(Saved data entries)
_ _ _
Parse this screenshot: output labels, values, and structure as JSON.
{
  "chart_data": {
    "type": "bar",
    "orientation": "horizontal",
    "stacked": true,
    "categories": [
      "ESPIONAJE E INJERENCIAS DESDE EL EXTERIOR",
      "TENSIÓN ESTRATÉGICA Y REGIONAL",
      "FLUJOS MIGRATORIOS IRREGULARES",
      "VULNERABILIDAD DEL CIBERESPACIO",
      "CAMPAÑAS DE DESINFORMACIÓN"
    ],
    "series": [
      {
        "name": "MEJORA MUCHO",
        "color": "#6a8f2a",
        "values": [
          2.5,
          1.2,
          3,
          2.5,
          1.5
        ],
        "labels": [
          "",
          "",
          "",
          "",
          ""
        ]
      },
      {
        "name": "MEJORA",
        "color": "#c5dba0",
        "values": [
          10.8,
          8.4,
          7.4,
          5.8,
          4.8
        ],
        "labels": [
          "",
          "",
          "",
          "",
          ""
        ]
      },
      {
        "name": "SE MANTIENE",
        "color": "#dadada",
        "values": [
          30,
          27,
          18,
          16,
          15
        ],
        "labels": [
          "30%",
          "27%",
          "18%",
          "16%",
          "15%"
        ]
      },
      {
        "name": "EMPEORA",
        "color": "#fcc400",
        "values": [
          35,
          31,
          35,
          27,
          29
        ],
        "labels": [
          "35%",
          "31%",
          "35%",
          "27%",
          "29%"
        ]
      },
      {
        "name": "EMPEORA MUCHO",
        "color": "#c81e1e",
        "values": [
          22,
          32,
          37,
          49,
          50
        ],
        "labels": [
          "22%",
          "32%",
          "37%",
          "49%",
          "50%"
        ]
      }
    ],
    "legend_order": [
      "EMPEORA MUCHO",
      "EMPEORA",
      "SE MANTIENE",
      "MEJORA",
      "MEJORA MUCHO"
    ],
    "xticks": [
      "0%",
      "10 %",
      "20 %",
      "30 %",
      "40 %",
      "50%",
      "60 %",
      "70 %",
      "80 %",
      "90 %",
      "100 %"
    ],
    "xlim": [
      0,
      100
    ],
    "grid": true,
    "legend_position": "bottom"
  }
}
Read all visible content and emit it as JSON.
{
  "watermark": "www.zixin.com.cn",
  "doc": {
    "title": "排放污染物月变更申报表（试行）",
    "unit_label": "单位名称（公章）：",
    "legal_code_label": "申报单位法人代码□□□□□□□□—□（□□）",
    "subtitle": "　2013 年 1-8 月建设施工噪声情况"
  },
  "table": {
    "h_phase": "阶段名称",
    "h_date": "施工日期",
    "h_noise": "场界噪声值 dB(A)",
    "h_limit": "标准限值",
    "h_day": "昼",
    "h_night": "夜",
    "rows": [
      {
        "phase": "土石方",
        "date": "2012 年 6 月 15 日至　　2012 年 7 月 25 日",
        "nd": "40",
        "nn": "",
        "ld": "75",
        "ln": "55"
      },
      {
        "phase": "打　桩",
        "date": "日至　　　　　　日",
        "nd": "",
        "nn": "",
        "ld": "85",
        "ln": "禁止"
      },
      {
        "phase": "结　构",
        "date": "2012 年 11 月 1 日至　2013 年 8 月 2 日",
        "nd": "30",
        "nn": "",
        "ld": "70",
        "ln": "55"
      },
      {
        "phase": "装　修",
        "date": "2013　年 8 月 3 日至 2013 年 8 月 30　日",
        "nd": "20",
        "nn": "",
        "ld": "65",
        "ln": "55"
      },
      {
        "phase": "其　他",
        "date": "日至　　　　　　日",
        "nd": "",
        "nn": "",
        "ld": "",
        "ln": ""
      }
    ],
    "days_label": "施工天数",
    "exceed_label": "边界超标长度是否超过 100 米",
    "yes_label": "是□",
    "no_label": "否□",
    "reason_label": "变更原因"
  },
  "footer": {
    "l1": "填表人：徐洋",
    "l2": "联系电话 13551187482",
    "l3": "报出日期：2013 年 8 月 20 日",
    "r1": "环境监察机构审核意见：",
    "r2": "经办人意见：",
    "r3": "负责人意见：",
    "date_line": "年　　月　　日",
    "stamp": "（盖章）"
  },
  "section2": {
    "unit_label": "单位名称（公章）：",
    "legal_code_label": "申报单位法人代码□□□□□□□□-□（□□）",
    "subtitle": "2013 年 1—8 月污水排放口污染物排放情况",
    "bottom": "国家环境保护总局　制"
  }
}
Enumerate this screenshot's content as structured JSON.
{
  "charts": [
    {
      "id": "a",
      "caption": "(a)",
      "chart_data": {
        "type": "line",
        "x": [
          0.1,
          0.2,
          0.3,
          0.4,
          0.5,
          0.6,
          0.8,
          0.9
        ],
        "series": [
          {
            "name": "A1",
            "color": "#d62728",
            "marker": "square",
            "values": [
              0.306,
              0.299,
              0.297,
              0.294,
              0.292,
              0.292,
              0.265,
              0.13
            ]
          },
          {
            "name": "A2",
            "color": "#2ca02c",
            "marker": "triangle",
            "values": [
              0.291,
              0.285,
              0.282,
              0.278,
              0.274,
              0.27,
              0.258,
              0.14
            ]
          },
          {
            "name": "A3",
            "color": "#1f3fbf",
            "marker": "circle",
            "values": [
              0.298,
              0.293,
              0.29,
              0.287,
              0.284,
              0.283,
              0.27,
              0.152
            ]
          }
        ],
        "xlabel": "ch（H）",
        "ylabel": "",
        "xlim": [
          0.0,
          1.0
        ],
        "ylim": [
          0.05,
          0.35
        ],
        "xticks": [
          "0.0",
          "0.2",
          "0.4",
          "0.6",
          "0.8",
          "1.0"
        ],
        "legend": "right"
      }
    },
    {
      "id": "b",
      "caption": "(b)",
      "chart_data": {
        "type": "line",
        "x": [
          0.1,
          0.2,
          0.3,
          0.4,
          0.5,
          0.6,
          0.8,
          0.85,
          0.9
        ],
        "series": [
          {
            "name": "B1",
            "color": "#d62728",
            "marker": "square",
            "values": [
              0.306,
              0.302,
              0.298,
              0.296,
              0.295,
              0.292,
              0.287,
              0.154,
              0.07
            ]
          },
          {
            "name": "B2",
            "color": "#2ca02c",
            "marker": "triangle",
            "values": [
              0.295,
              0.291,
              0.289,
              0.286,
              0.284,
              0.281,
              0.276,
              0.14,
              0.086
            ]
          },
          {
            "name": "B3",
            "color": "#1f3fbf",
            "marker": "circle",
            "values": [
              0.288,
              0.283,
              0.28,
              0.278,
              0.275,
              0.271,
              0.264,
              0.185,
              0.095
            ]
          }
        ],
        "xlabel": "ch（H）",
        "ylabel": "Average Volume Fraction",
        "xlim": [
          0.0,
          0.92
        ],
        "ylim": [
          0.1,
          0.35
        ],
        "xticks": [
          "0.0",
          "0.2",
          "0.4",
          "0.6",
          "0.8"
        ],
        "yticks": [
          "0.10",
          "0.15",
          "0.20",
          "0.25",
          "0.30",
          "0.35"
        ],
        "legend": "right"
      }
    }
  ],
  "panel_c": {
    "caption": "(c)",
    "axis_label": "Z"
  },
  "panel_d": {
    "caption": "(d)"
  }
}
_ _ _
▶ [SET TASK]
Extract lines where the string "申报单位法人代码" occurs.

▶ [EXPECTED OUTPUT]
    "legal_code_label": "申报单位法人代码□□□□□□□□—□（□□）",
    "legal_code_label": "申报单位法人代码□□□□□□□□-□（□□）",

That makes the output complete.